STATED EXERCISE
Below are the records. Gather each line that holds "color".
## Start MATERIAL FOR THE TASK
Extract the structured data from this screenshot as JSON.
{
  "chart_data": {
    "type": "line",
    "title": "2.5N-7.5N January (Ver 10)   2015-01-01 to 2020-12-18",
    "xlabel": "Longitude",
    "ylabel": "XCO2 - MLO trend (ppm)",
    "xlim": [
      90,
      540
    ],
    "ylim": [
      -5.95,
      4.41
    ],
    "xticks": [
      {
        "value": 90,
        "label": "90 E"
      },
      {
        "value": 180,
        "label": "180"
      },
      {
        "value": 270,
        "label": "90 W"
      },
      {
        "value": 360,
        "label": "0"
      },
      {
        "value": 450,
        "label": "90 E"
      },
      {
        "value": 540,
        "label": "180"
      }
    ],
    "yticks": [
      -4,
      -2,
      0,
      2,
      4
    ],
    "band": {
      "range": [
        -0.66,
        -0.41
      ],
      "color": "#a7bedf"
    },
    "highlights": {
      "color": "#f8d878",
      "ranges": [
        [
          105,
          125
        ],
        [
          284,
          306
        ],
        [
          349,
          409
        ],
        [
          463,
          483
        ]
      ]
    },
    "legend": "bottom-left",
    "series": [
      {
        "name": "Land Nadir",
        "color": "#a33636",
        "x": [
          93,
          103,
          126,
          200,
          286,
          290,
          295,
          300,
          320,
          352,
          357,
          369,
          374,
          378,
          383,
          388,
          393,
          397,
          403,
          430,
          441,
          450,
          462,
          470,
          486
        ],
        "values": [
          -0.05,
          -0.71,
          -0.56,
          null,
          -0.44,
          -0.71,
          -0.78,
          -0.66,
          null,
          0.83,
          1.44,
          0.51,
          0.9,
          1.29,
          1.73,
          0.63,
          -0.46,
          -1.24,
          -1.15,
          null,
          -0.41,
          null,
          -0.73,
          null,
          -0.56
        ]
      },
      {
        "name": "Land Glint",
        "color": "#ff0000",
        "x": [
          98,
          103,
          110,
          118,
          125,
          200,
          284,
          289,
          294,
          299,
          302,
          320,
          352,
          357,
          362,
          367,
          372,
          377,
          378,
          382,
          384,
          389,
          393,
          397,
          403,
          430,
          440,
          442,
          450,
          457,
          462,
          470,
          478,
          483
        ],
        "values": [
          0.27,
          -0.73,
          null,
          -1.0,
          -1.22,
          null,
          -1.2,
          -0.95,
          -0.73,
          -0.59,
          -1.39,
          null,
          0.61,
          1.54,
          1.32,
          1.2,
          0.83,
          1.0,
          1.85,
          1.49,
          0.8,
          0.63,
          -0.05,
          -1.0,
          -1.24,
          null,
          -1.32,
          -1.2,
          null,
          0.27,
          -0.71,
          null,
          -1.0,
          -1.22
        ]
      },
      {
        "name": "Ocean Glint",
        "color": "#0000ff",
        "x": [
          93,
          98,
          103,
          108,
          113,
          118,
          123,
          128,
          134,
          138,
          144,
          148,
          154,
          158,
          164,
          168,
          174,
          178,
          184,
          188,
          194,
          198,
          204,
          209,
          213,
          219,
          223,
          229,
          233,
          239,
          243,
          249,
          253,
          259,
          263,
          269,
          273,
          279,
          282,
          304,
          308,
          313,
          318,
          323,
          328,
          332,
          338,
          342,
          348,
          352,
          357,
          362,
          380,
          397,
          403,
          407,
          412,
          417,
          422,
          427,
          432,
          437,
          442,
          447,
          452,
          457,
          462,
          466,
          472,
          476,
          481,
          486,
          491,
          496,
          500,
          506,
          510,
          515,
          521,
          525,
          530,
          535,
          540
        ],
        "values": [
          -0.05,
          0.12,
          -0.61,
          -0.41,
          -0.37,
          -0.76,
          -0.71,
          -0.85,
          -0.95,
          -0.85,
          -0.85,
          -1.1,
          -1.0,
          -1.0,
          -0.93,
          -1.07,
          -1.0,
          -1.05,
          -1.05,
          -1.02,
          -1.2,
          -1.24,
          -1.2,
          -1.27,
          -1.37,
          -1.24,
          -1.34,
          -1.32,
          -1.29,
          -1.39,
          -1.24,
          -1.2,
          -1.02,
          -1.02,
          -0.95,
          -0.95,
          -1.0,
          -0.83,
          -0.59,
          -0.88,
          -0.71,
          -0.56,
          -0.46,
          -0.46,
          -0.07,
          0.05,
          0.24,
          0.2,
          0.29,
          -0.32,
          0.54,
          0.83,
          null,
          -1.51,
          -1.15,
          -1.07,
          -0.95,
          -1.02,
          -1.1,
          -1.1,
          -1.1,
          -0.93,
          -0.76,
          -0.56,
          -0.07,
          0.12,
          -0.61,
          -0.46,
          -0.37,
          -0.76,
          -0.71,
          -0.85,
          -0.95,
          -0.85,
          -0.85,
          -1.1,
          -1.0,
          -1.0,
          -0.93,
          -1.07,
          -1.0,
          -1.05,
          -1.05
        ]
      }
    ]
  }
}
## End MATERIAL FOR THE TASK
FINAL RESULT
      "color": "#a7bedf"
      "color": "#f8d878",
        "color": "#a33636",
        "color": "#ff0000",
        "color": "#0000ff",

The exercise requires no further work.